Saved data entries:
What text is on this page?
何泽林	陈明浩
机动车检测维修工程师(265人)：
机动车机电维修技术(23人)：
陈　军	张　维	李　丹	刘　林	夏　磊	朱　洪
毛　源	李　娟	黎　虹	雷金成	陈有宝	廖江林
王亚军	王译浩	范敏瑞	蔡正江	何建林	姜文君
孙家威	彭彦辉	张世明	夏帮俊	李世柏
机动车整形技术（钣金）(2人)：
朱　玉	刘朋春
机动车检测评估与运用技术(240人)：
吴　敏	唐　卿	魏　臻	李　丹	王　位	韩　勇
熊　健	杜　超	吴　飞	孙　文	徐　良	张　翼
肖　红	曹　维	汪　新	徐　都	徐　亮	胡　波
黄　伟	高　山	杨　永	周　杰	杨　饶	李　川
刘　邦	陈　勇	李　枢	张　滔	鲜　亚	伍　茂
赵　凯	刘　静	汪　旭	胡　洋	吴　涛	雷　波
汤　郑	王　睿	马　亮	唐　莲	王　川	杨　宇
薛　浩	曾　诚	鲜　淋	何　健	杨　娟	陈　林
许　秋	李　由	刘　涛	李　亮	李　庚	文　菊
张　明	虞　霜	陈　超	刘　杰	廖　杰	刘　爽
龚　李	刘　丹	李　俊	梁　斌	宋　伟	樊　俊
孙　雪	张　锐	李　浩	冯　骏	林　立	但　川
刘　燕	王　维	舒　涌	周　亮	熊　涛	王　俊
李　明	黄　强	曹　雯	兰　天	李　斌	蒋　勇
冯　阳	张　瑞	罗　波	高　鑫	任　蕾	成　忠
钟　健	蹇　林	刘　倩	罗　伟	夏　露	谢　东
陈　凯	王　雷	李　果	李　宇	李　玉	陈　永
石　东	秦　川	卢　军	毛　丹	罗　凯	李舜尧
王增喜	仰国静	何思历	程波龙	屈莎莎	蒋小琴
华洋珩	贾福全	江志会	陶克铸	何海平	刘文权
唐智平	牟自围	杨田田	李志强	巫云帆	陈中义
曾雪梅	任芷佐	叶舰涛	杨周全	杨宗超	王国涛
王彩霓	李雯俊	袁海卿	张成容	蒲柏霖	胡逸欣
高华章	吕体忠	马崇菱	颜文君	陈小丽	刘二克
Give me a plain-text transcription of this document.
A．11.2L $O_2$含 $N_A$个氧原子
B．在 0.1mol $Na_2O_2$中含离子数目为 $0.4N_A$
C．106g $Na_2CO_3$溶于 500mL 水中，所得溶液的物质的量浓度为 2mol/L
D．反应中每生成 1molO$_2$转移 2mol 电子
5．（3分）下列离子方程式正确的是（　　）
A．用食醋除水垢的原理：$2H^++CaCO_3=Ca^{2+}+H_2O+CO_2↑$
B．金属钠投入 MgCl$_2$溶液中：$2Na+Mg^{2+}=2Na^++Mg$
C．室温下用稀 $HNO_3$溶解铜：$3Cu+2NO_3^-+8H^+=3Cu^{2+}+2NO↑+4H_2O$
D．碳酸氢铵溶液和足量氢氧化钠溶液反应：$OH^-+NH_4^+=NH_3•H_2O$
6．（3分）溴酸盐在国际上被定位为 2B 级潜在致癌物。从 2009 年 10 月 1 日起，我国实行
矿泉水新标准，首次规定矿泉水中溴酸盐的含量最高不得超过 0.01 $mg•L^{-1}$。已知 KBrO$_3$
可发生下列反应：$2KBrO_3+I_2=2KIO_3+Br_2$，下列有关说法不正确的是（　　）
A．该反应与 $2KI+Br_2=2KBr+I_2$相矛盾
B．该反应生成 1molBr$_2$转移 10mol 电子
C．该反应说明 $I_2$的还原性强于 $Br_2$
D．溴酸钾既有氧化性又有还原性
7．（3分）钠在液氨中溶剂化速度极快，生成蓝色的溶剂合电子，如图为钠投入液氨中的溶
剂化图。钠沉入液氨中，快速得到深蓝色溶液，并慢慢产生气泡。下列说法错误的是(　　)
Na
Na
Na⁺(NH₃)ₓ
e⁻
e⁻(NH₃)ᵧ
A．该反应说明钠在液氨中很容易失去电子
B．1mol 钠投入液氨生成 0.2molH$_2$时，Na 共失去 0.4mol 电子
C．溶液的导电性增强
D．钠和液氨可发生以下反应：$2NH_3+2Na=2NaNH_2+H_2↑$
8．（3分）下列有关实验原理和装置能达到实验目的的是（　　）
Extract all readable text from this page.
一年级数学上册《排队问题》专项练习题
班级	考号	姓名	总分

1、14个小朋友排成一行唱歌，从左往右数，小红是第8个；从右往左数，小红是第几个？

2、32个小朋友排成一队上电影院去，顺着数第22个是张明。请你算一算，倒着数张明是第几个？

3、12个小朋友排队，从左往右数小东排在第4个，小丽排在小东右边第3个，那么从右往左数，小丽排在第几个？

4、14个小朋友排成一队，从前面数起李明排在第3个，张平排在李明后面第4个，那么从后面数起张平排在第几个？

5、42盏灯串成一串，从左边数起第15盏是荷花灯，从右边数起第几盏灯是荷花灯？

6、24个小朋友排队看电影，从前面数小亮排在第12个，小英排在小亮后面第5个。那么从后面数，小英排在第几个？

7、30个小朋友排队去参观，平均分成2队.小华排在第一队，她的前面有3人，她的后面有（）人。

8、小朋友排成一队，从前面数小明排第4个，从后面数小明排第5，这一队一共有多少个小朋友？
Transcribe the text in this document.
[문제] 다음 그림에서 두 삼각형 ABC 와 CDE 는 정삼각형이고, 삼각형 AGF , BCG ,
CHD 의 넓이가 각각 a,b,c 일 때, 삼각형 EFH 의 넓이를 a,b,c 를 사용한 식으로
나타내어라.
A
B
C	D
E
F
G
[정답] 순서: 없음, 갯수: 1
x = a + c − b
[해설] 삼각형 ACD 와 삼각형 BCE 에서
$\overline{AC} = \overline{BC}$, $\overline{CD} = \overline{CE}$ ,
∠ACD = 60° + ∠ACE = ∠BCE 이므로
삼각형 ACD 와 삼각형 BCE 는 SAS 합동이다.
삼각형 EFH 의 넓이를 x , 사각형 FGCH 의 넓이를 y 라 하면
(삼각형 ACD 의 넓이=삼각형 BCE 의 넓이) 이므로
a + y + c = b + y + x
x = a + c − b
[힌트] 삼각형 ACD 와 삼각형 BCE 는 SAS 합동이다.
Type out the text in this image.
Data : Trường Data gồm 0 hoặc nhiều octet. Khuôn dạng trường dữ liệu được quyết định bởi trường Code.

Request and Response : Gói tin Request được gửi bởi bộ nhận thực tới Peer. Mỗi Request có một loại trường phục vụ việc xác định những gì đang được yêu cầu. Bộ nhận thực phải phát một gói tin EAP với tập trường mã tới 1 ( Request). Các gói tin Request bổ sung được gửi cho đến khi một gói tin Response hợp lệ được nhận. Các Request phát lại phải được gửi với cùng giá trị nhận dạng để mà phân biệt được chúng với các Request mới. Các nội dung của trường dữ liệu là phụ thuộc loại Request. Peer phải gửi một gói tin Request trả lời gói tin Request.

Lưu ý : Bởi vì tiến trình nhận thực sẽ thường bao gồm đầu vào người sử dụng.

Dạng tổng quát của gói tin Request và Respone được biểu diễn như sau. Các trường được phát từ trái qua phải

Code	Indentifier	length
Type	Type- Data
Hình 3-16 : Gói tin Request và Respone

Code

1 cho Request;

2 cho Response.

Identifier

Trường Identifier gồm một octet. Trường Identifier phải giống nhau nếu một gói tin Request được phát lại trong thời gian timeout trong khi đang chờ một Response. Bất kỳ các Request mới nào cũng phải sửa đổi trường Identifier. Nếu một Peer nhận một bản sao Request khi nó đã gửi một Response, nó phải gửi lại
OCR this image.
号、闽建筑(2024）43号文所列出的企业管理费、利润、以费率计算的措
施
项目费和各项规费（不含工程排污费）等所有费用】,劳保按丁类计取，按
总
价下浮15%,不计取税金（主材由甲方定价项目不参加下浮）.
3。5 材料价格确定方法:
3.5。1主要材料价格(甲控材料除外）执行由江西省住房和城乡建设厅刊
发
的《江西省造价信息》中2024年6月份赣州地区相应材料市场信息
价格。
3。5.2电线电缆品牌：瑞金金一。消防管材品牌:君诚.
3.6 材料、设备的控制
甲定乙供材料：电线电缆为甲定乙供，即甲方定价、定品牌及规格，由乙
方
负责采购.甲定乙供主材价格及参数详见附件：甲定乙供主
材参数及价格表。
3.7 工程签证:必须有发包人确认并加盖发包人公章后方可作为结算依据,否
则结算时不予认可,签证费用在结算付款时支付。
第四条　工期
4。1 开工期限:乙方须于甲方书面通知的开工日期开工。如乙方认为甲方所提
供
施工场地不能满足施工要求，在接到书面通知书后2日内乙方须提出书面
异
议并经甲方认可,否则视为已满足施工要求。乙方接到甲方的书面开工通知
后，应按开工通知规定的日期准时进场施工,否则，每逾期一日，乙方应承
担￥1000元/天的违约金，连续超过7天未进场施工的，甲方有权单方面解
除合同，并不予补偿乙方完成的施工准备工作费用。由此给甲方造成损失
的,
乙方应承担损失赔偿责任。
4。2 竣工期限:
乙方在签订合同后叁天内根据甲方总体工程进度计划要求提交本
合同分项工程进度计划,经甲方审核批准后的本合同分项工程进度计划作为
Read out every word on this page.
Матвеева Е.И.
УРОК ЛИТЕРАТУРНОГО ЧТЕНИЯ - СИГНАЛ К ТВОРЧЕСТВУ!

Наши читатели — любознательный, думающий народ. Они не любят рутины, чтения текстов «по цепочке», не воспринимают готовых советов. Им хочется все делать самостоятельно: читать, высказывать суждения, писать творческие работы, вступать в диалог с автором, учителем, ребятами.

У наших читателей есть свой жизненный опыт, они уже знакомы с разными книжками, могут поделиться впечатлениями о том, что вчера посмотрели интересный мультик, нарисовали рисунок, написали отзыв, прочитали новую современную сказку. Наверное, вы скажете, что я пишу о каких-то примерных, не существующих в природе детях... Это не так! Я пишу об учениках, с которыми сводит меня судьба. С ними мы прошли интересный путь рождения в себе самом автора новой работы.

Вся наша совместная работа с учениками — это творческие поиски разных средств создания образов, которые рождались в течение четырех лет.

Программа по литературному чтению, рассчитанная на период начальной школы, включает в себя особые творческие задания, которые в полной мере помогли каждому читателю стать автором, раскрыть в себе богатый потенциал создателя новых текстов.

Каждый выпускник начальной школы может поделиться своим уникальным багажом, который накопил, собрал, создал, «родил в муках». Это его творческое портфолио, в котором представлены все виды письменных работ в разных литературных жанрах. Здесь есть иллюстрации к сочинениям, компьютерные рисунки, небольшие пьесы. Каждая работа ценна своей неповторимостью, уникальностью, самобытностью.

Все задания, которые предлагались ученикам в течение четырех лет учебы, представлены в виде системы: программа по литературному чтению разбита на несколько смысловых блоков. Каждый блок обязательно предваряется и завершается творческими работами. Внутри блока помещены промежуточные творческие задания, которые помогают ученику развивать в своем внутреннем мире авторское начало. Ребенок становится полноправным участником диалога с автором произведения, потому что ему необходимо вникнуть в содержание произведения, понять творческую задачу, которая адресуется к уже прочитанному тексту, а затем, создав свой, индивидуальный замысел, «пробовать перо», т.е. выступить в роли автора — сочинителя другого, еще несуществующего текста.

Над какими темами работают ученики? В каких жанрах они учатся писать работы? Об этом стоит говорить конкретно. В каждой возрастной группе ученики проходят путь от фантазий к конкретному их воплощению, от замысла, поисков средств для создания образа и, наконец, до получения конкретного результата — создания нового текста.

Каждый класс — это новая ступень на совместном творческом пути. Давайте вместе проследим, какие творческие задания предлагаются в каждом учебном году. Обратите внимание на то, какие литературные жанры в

> _Instruction_:
Where a line in the entries holds the word "page", copy that line.

> _Result_:
What text is on this page?
Extract all readable text from this page.
Read out every word on this page.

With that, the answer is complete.